YOUR TASK: Return all entries precisely as they stand, without the images.

------ RECORDED DATA

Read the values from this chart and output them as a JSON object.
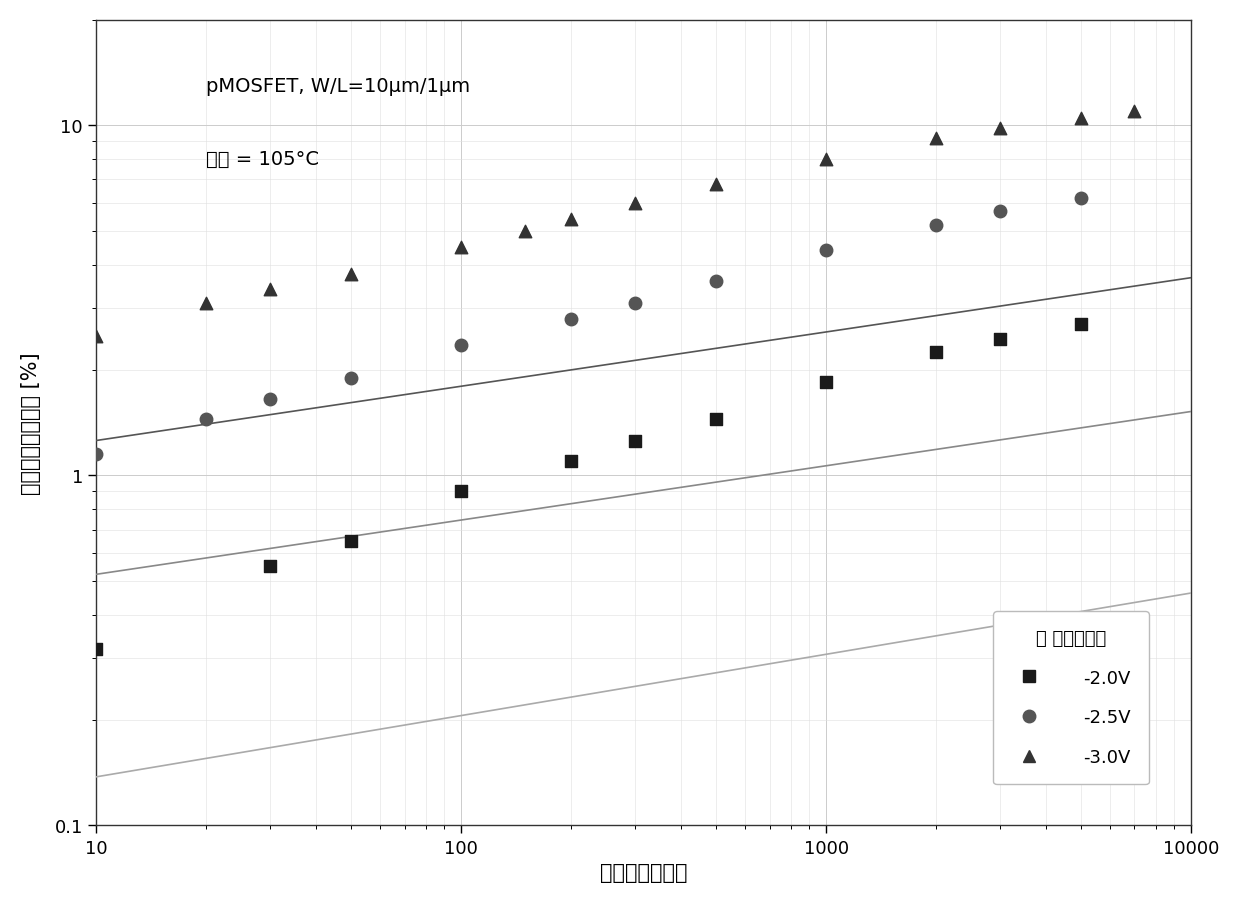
{
  "annotation_line1": "pMOSFET, W/L=10μm/1μm",
  "annotation_line2": "温度 = 105°C",
  "xlabel": "应力时间（秒）",
  "ylabel": "饱和漏电流变化量 [%]",
  "legend_title": "栎 应力电压：",
  "legend_labels": [
    "-2.0V",
    "-2.5V",
    "-3.0V"
  ],
  "xlim": [
    10,
    10000
  ],
  "ylim": [
    0.1,
    20
  ],
  "background_color": "#ffffff",
  "data_2V_x": [
    10,
    30,
    50,
    100,
    200,
    300,
    500,
    1000,
    2000,
    3000,
    5000
  ],
  "data_2V_y": [
    0.32,
    0.55,
    0.65,
    0.9,
    1.1,
    1.25,
    1.45,
    1.85,
    2.25,
    2.45,
    2.7
  ],
  "data_25V_x": [
    10,
    20,
    30,
    50,
    100,
    200,
    300,
    500,
    1000,
    2000,
    3000,
    5000
  ],
  "data_25V_y": [
    1.15,
    1.45,
    1.65,
    1.9,
    2.35,
    2.8,
    3.1,
    3.6,
    4.4,
    5.2,
    5.7,
    6.2
  ],
  "data_3V_x": [
    10,
    20,
    30,
    50,
    100,
    150,
    200,
    300,
    500,
    1000,
    2000,
    3000,
    5000,
    7000
  ],
  "data_3V_y": [
    2.5,
    3.1,
    3.4,
    3.75,
    4.5,
    5.0,
    5.4,
    6.0,
    6.8,
    8.0,
    9.2,
    9.8,
    10.5,
    11.0
  ],
  "fit_2V_A": 0.092,
  "fit_2V_n": 0.175,
  "fit_25V_A": 0.365,
  "fit_25V_n": 0.155,
  "fit_3V_A": 0.88,
  "fit_3V_n": 0.155,
  "color_2V": "#1a1a1a",
  "color_25V": "#555555",
  "color_3V": "#333333",
  "line_color_2V": "#aaaaaa",
  "line_color_25V": "#888888",
  "line_color_3V": "#555555",
  "marker_2V": "s",
  "marker_25V": "o",
  "marker_3V": "^",
  "marker_size": 9,
  "line_width": 1.2,
  "font_size_labels": 15,
  "font_size_ticks": 13,
  "font_size_annotation": 14,
  "font_size_legend": 13
}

------------

RESULT OF THE EXERCISE:
Read the values from this chart and output them as a JSON object.
{
  "annotation_line1": "pMOSFET, W/L=10μm/1μm",
  "annotation_line2": "温度 = 105°C",
  "xlabel": "应力时间（秒）",
  "ylabel": "饱和漏电流变化量 [%]",
  "legend_title": "栎 应力电压：",
  "legend_labels": [
    "-2.0V",
    "-2.5V",
    "-3.0V"
  ],
  "xlim": [
    10,
    10000
  ],
  "ylim": [
    0.1,
    20
  ],
  "background_color": "#ffffff",
  "data_2V_x": [
    10,
    30,
    50,
    100,
    200,
    300,
    500,
    1000,
    2000,
    3000,
    5000
  ],
  "data_2V_y": [
    0.32,
    0.55,
    0.65,
    0.9,
    1.1,
    1.25,
    1.45,
    1.85,
    2.25,
    2.45,
    2.7
  ],
  "data_25V_x": [
    10,
    20,
    30,
    50,
    100,
    200,
    300,
    500,
    1000,
    2000,
    3000,
    5000
  ],
  "data_25V_y": [
    1.15,
    1.45,
    1.65,
    1.9,
    2.35,
    2.8,
    3.1,
    3.6,
    4.4,
    5.2,
    5.7,
    6.2
  ],
  "data_3V_x": [
    10,
    20,
    30,
    50,
    100,
    150,
    200,
    300,
    500,
    1000,
    2000,
    3000,
    5000,
    7000
  ],
  "data_3V_y": [
    2.5,
    3.1,
    3.4,
    3.75,
    4.5,
    5.0,
    5.4,
    6.0,
    6.8,
    8.0,
    9.2,
    9.8,
    10.5,
    11.0
  ],
  "fit_2V_A": 0.092,
  "fit_2V_n": 0.175,
  "fit_25V_A": 0.365,
  "fit_25V_n": 0.155,
  "fit_3V_A": 0.88,
  "fit_3V_n": 0.155,
  "color_2V": "#1a1a1a",
  "color_25V": "#555555",
  "color_3V": "#333333",
  "line_color_2V": "#aaaaaa",
  "line_color_25V": "#888888",
  "line_color_3V": "#555555",
  "marker_2V": "s",
  "marker_25V": "o",
  "marker_3V": "^",
  "marker_size": 9,
  "line_width": 1.2,
  "font_size_labels": 15,
  "font_size_ticks": 13,
  "font_size_annotation": 14,
  "font_size_legend": 13
}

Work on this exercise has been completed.